** start of PASSAGE **

The point is that the credible bid alone is enough to shut down the paper markets and stop all shrimp transactions at the old price in their tracks. The top level price is now the reference price used worldwide. The first transactions will be sales to the BIS, but before you know it, cash4gold arbitrageurs all over the world will be buying any and all physical gold offered for, say, $54,000/ounce just to arb that $1,000/oz. spread. Before you know it, the new physical-only market will have emerged worldwide.

So there's your Def Con 1 response to gridlock at the top level in which physical gold flows.

I think the draining we see today at the top via daily GLD inventory updates is just buying enough time to divvy up the few remaining scraps. At some point you're giving away the scraps by buying more time to divvy up the scraps, so where's the point of diminishing returns? Is it now? Is it next week? Who knows? We can only guess at such "hypothetical" choices.

If I'm right about the meaning of the GLD drain, then we're already in that zone where someone is asking, "Now?" "Now?" "Now?" with a loaded pistol aimed at the suffering animal's head. The physical market is no longer functioning properly, nor is it being supported. It is instead like a body in the last stages of starvation, eating its own extremities while hoping for some kind of a merciful reprieve. Each bite out of GLD is like a crazed animal eating its own tail, or arm, or leg. ;D

Sincerely,
FOFOA

Hi FOFOA,

Thank you for that very illuminating added color and detail. The last few paragraphs of your epistle really hammered home the "state of play". The system has become cannibalistic.

The main coin and bullion dealer that I used to go through here in town, a dealer who had been in business in town for many years, closed down a little over a year ago. I never received a very satisfactory answer as to why he closed when he closed other than burnout. Now his nephew operates a shop on a substantially smaller scale, and for many months, whenever I have contacted him to find out what the cheapest premium coins are in stock, the only response I have received is the thin gruel of MLs, GEs and the occasional Kruggerand and 1 ounce bars.

Now for a mini-digression of my own. My sister and her family were visiting us this weekend and I showed her the RT interview. In the last few months, I have finally persuaded her to buy some physical, and, now, after this weekend-where we discussed matters related to the interview- she is acquiring more. Unfortunately, My father is pretty much intractable which is a shame, but C'est la vie.

** end of PASSAGE **

### WHAT YOU SHOULD DO
In the passage about gold, what happened to the main coin and bullion dealer in town? Please answer in one sentence. The material after this note isn't needed for the task.

** start of DATA SEGMENT **

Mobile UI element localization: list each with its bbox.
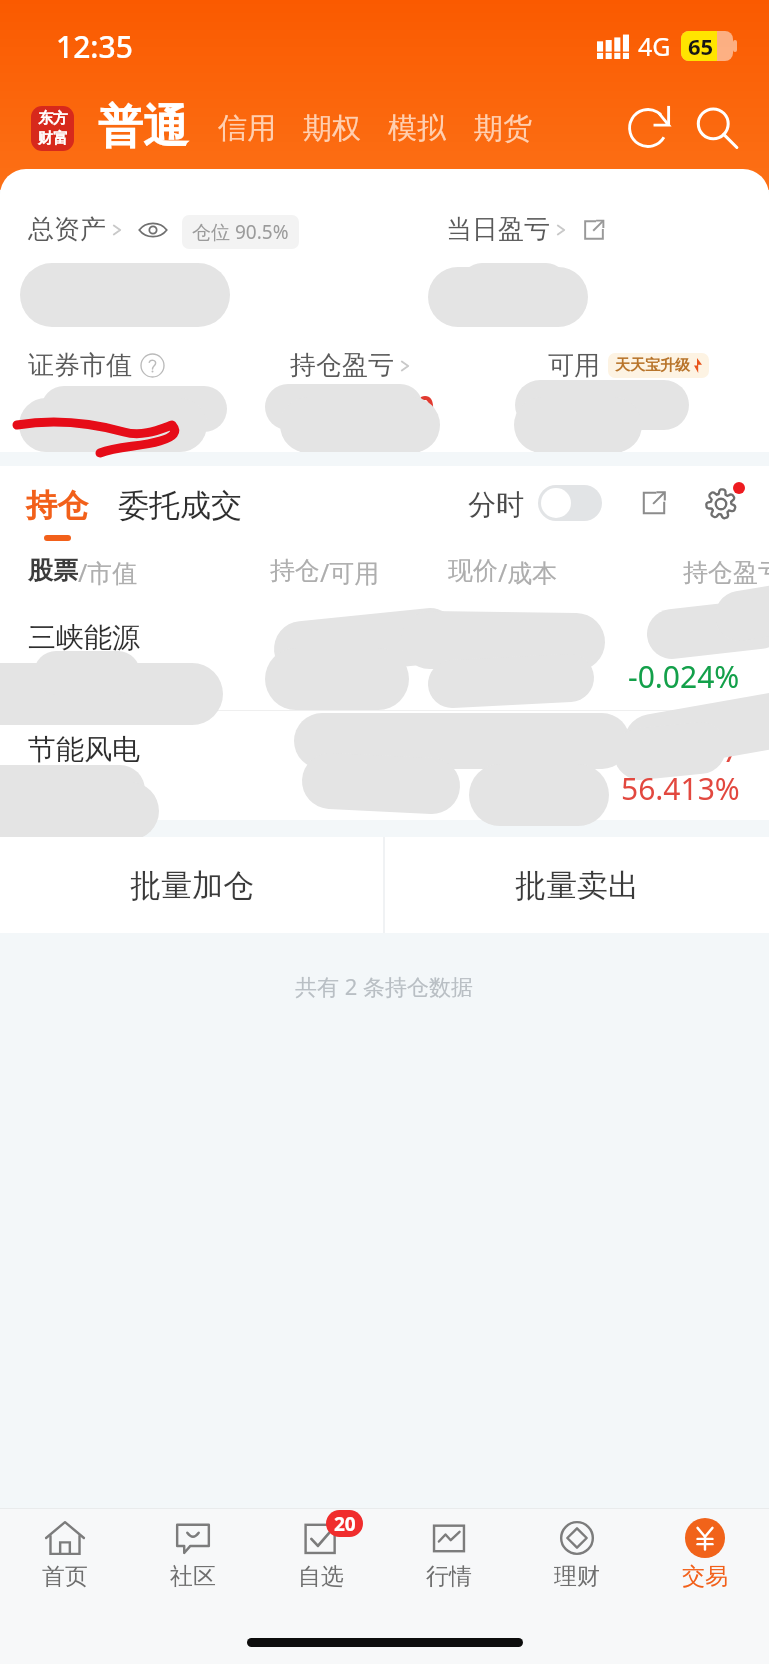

** end of DATA SEGMENT **

### RESULT OF THE EXERCISE
The dealer closed down a little over a year ago.